start Record extracts

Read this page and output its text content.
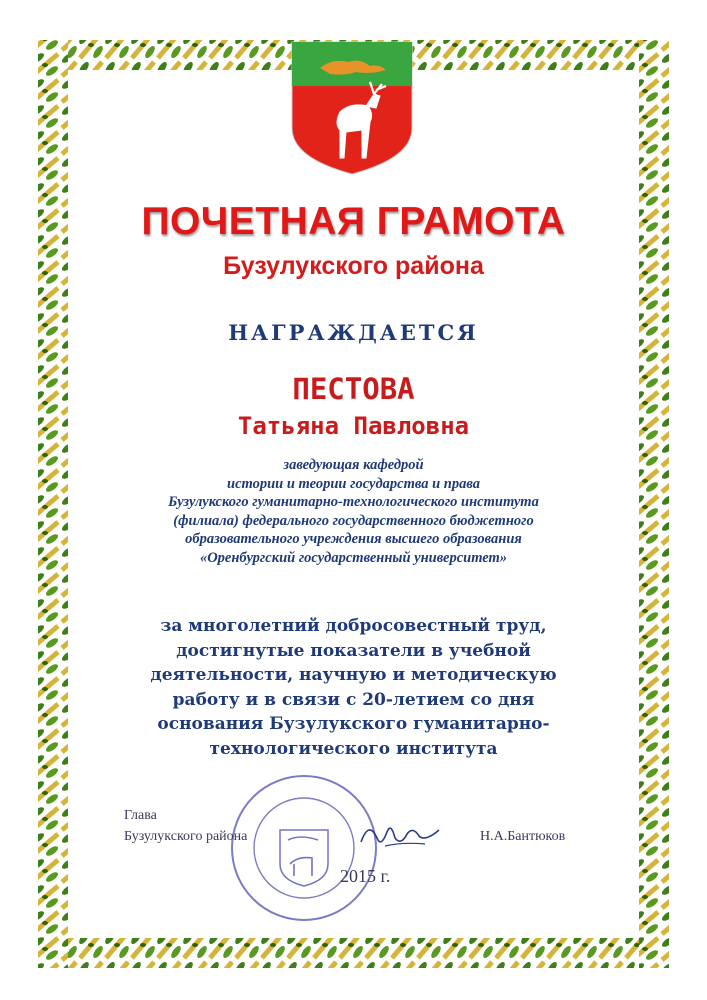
ПОЧЕТНАЯ ГРАМОТА
Бузулукского района
НАГРАЖДАЕТСЯ
ПЕСТОВА
Татьяна Павловна
заведующая кафедрой
истории и теории государства и права
Бузулукского гуманитарно-технологического института
(филиала) федерального государственного бюджетного
образовательного учреждения высшего образования
«Оренбургский государственный университет»
за многолетний добросовестный труд,
достигнутые показатели в учебной
деятельности, научную и методическую
работу и в связи с 20-летием со дня
основания Бузулукского гуманитарно-
технологического института
Глава
Бузулукского района	Н.А.Бантюков
2015 г.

end Record extracts

Only lines holding the string "Бузулукского" are wanted; gather each one from the entries above.

Бузулукского района
Бузулукского гуманитарно-технологического института
основания Бузулукского гуманитарно-
Бузулукского района	Н.А.Бантюков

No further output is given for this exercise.